→ RECORD EXTRACTS
--------

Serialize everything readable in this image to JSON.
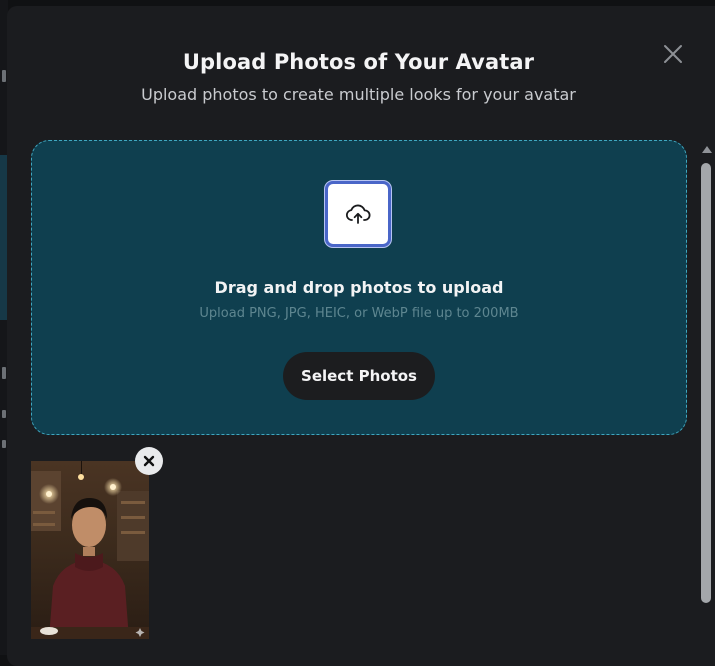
{
  "modal": {
    "title": "Upload Photos of Your Avatar",
    "subtitle": "Upload photos to create multiple looks for your avatar"
  },
  "dropzone": {
    "title": "Drag and drop photos to upload",
    "hint": "Upload PNG, JPG, HEIC, or WebP file up to 200MB",
    "select_label": "Select Photos",
    "icon": "cloud-upload-icon"
  },
  "uploads": [
    {
      "description_icon": "photo-thumbnail"
    }
  ],
  "colors": {
    "modal_bg": "#1b1c1f",
    "dropzone_bg": "#0f3f4f",
    "dropzone_border": "#3fa7c0",
    "button_bg": "#1c1d1f"
  }
}
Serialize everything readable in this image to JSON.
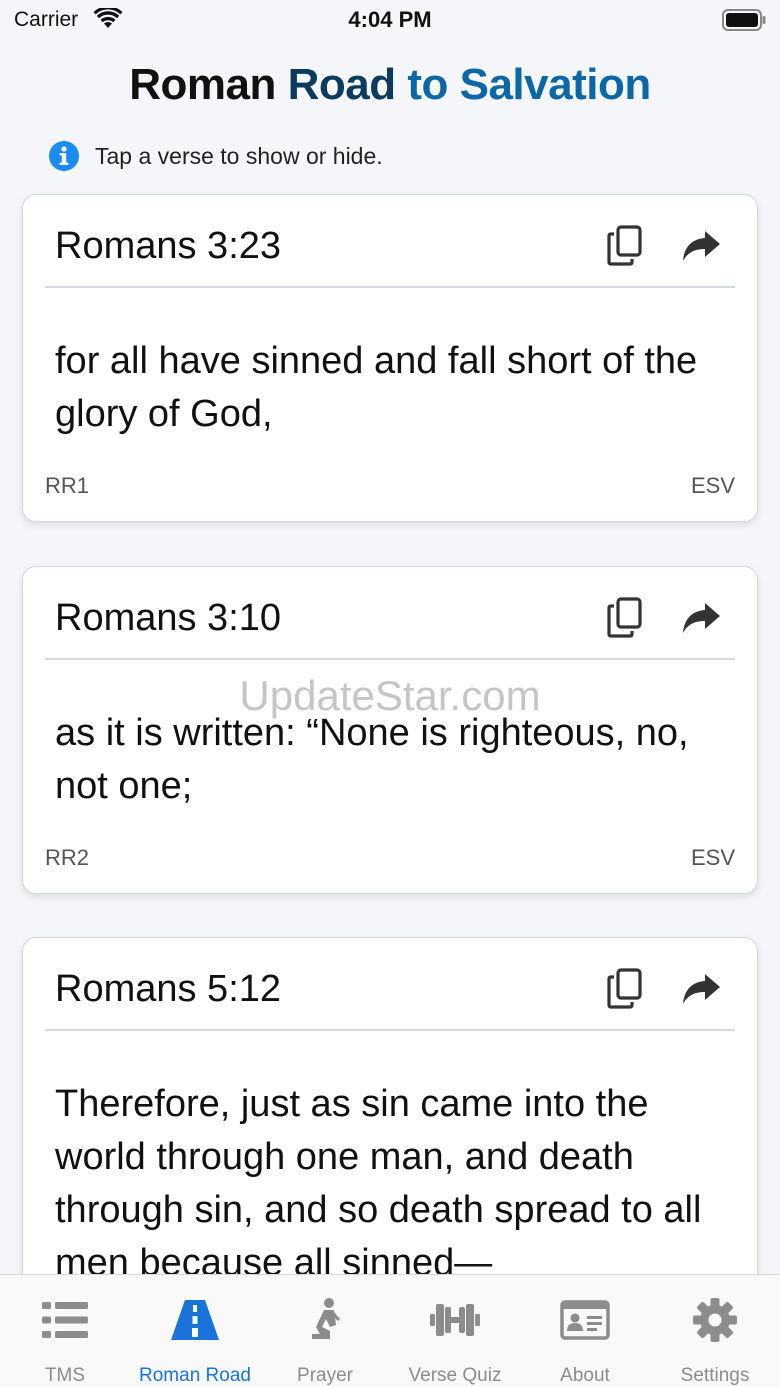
{
  "status_bar": {
    "carrier": "Carrier",
    "time": "4:04 PM"
  },
  "header": {
    "title_part1": "Roman",
    "title_part2": "Road",
    "title_part3": "to Salvation",
    "hint": "Tap a verse to show or hide."
  },
  "cards": [
    {
      "reference": "Romans 3:23",
      "text": "for all have sinned and fall short of the glory of God,",
      "code": "RR1",
      "version": "ESV"
    },
    {
      "reference": "Romans 3:10",
      "text": "as it is written: “None is righteous, no, not one;",
      "code": "RR2",
      "version": "ESV"
    },
    {
      "reference": "Romans 5:12",
      "text": "Therefore, just as sin came into the world through one man, and death through sin, and so death spread to all men because all sinned—",
      "code": "",
      "version": ""
    }
  ],
  "watermark": "UpdateStar.com",
  "tabs": [
    {
      "label": "TMS",
      "icon": "list-icon"
    },
    {
      "label": "Roman Road",
      "icon": "road-icon"
    },
    {
      "label": "Prayer",
      "icon": "praying-person-icon"
    },
    {
      "label": "Verse Quiz",
      "icon": "dumbbell-icon"
    },
    {
      "label": "About",
      "icon": "id-card-icon"
    },
    {
      "label": "Settings",
      "icon": "gear-icon"
    }
  ],
  "colors": {
    "active_tab": "#1a73d9",
    "inactive_tab": "#8c8c8c",
    "title_dark": "#0b3c5d",
    "title_blue": "#0a68a6",
    "info": "#1a8cf0"
  }
}
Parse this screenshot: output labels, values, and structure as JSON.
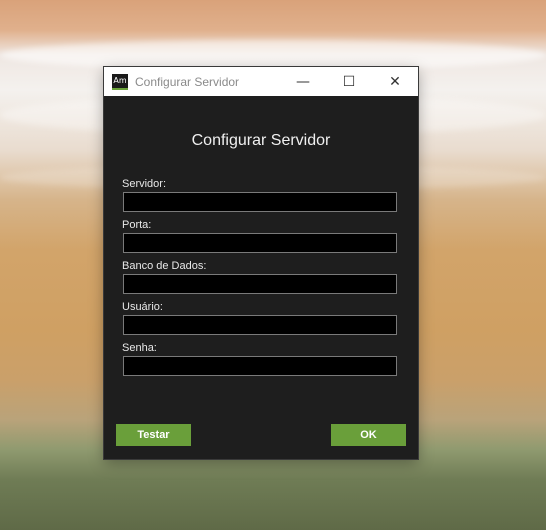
{
  "window": {
    "title": "Configurar Servidor",
    "icon_text": "Am",
    "controls": {
      "minimize": "—",
      "maximize": "☐",
      "close": "✕"
    }
  },
  "form": {
    "heading": "Configurar Servidor",
    "fields": [
      {
        "label": "Servidor:",
        "value": ""
      },
      {
        "label": "Porta:",
        "value": ""
      },
      {
        "label": "Banco de Dados:",
        "value": ""
      },
      {
        "label": "Usuário:",
        "value": ""
      },
      {
        "label": "Senha:",
        "value": ""
      }
    ]
  },
  "buttons": {
    "test": "Testar",
    "ok": "OK"
  },
  "colors": {
    "accent": "#6a9f3a",
    "dialog_bg": "#1e1e1e",
    "input_bg": "#000000"
  }
}
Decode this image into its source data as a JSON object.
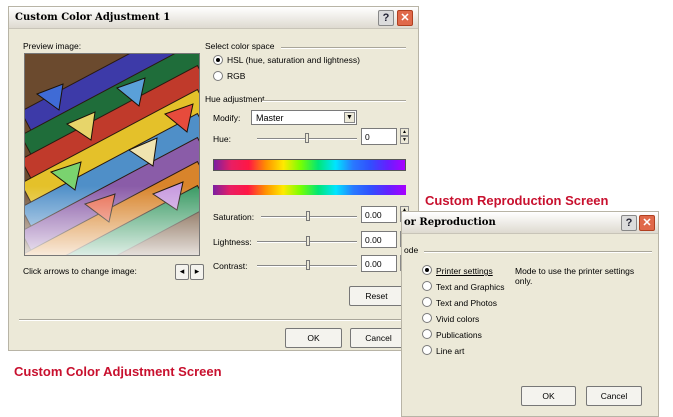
{
  "color_dialog": {
    "title": "Custom Color Adjustment 1",
    "help_glyph": "?",
    "close_glyph": "✕",
    "preview_label": "Preview image:",
    "arrows_hint": "Click arrows to change image:",
    "prev_glyph": "◂",
    "next_glyph": "▸",
    "color_space_heading": "Select color space",
    "hsl_label": "HSL (hue, saturation and lightness)",
    "rgb_label": "RGB",
    "hue_heading": "Hue adjustment",
    "modify_label": "Modify:",
    "modify_value": "Master",
    "hue_label": "Hue:",
    "hue_value": "0",
    "saturation_label": "Saturation:",
    "saturation_value": "0.00",
    "lightness_label": "Lightness:",
    "lightness_value": "0.00",
    "contrast_label": "Contrast:",
    "contrast_value": "0.00",
    "reset_label": "Reset",
    "ok_label": "OK",
    "cancel_label": "Cancel"
  },
  "repro_dialog": {
    "title": "or Reproduction",
    "help_glyph": "?",
    "close_glyph": "✕",
    "mode_heading": "ode",
    "modes": [
      "Printer settings",
      "Text and Graphics",
      "Text and Photos",
      "Vivid colors",
      "Publications",
      "Line art"
    ],
    "selected_mode": "Printer settings",
    "description": "Mode to use the printer settings only.",
    "ok_label": "OK",
    "cancel_label": "Cancel"
  },
  "captions": {
    "color_adjust": "Custom Color Adjustment Screen",
    "reproduction": "Custom Reproduction Screen"
  },
  "colors": {
    "caption_red": "#c8102e",
    "dialog_bg": "#ece9d8",
    "close_button": "#e0694a"
  }
}
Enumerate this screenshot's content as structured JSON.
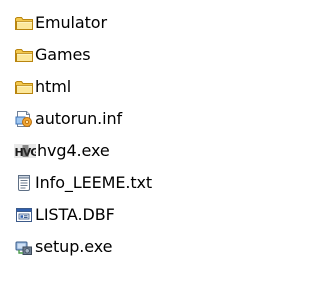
{
  "files": [
    {
      "name": "Emulator",
      "type": "folder",
      "icon": "folder-icon"
    },
    {
      "name": "Games",
      "type": "folder",
      "icon": "folder-icon"
    },
    {
      "name": "html",
      "type": "folder",
      "icon": "folder-icon"
    },
    {
      "name": "autorun.inf",
      "type": "setup-info",
      "icon": "autorun-inf-icon"
    },
    {
      "name": "hvg4.exe",
      "type": "application",
      "icon": "hvg-app-icon"
    },
    {
      "name": "Info_LEEME.txt",
      "type": "text",
      "icon": "text-file-icon"
    },
    {
      "name": "LISTA.DBF",
      "type": "database",
      "icon": "dbf-file-icon"
    },
    {
      "name": "setup.exe",
      "type": "installer",
      "icon": "setup-exe-icon"
    }
  ],
  "colors": {
    "folder_fill": "#f6d36b",
    "folder_edge": "#c8961d",
    "background": "#ffffff"
  }
}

--------

→ PROBLEM TO WORK ON
Ignore the images and quote every line of the listing exactly.

→ OUTPUT
Serialize everything readable in this image to JSON.
{
  "modal": {
    "title": "Upload Photos of Your Avatar",
    "subtitle": "Upload photos to create multiple looks for your avatar"
  },
  "dropzone": {
    "title": "Drag and drop photos to upload",
    "hint": "Upload PNG, JPG, HEIC, or WebP file up to 200MB",
    "select_label": "Select Photos",
    "icon": "cloud-upload-icon"
  },
  "uploads": [
    {
      "description_icon": "photo-thumbnail"
    }
  ],
  "colors": {
    "modal_bg": "#1b1c1f",
    "dropzone_bg": "#0f3f4f",
    "dropzone_border": "#3fa7c0",
    "button_bg": "#1c1d1f"
  }
}
Serialize everything readable in this image to JSON.
{
  "status_bar": {
    "carrier": "Carrier",
    "time": "4:04 PM"
  },
  "header": {
    "title_part1": "Roman",
    "title_part2": "Road",
    "title_part3": "to Salvation",
    "hint": "Tap a verse to show or hide."
  },
  "cards": [
    {
      "reference": "Romans 3:23",
      "text": "for all have sinned and fall short of the glory of God,",
      "code": "RR1",
      "version": "ESV"
    },
    {
      "reference": "Romans 3:10",
      "text": "as it is written: “None is righteous, no, not one;",
      "code": "RR2",
      "version": "ESV"
    },
    {
      "reference": "Romans 5:12",
      "text": "Therefore, just as sin came into the world through one man, and death through sin, and so death spread to all men because all sinned—",
      "code": "",
      "version": ""
    }
  ],
  "watermark": "UpdateStar.com",
  "tabs": [
    {
      "label": "TMS",
      "icon": "list-icon"
    },
    {
      "label": "Roman Road",
      "icon": "road-icon"
    },
    {
      "label": "Prayer",
      "icon": "praying-person-icon"
    },
    {
      "label": "Verse Quiz",
      "icon": "dumbbell-icon"
    },
    {
      "label": "About",
      "icon": "id-card-icon"
    },
    {
      "label": "Settings",
      "icon": "gear-icon"
    }
  ],
  "colors": {
    "active_tab": "#1a73d9",
    "inactive_tab": "#8c8c8c",
    "title_dark": "#0b3c5d",
    "title_blue": "#0a68a6",
    "info": "#1a8cf0"
  }
}
Parse this screenshot: output labels, values, and structure as JSON.
{
  "window": {
    "title": "Configurar Servidor",
    "icon_text": "Am",
    "controls": {
      "minimize": "—",
      "maximize": "☐",
      "close": "✕"
    }
  },
  "form": {
    "heading": "Configurar Servidor",
    "fields": [
      {
        "label": "Servidor:",
        "value": ""
      },
      {
        "label": "Porta:",
        "value": ""
      },
      {
        "label": "Banco de Dados:",
        "value": ""
      },
      {
        "label": "Usuário:",
        "value": ""
      },
      {
        "label": "Senha:",
        "value": ""
      }
    ]
  },
  "buttons": {
    "test": "Testar",
    "ok": "OK"
  },
  "colors": {
    "accent": "#6a9f3a",
    "dialog_bg": "#1e1e1e",
    "input_bg": "#000000"
  }
}
Decode this image into its source data as a JSON object.
{
  "color_dialog": {
    "title": "Custom Color Adjustment 1",
    "help_glyph": "?",
    "close_glyph": "✕",
    "preview_label": "Preview image:",
    "arrows_hint": "Click arrows to change image:",
    "prev_glyph": "◂",
    "next_glyph": "▸",
    "color_space_heading": "Select color space",
    "hsl_label": "HSL (hue, saturation and lightness)",
    "rgb_label": "RGB",
    "hue_heading": "Hue adjustment",
    "modify_label": "Modify:",
    "modify_value": "Master",
    "hue_label": "Hue:",
    "hue_value": "0",
    "saturation_label": "Saturation:",
    "saturation_value": "0.00",
    "lightness_label": "Lightness:",
    "lightness_value": "0.00",
    "contrast_label": "Contrast:",
    "contrast_value": "0.00",
    "reset_label": "Reset",
    "ok_label": "OK",
    "cancel_label": "Cancel"
  },
  "repro_dialog": {
    "title": "or Reproduction",
    "help_glyph": "?",
    "close_glyph": "✕",
    "mode_heading": "ode",
    "modes": [
      "Printer settings",
      "Text and Graphics",
      "Text and Photos",
      "Vivid colors",
      "Publications",
      "Line art"
    ],
    "selected_mode": "Printer settings",
    "description": "Mode to use the printer settings only.",
    "ok_label": "OK",
    "cancel_label": "Cancel"
  },
  "captions": {
    "color_adjust": "Custom Color Adjustment Screen",
    "reproduction": "Custom Reproduction Screen"
  },
  "colors": {
    "caption_red": "#c8102e",
    "dialog_bg": "#ece9d8",
    "close_button": "#e0694a"
  }
}
Enumerate this screenshot's content as structured JSON.
{
  "files": [
    {
      "name": "Emulator",
      "type": "folder",
      "icon": "folder-icon"
    },
    {
      "name": "Games",
      "type": "folder",
      "icon": "folder-icon"
    },
    {
      "name": "html",
      "type": "folder",
      "icon": "folder-icon"
    },
    {
      "name": "autorun.inf",
      "type": "setup-info",
      "icon": "autorun-inf-icon"
    },
    {
      "name": "hvg4.exe",
      "type": "application",
      "icon": "hvg-app-icon"
    },
    {
      "name": "Info_LEEME.txt",
      "type": "text",
      "icon": "text-file-icon"
    },
    {
      "name": "LISTA.DBF",
      "type": "database",
      "icon": "dbf-file-icon"
    },
    {
      "name": "setup.exe",
      "type": "installer",
      "icon": "setup-exe-icon"
    }
  ],
  "colors": {
    "folder_fill": "#f6d36b",
    "folder_edge": "#c8961d",
    "background": "#ffffff"
  }
}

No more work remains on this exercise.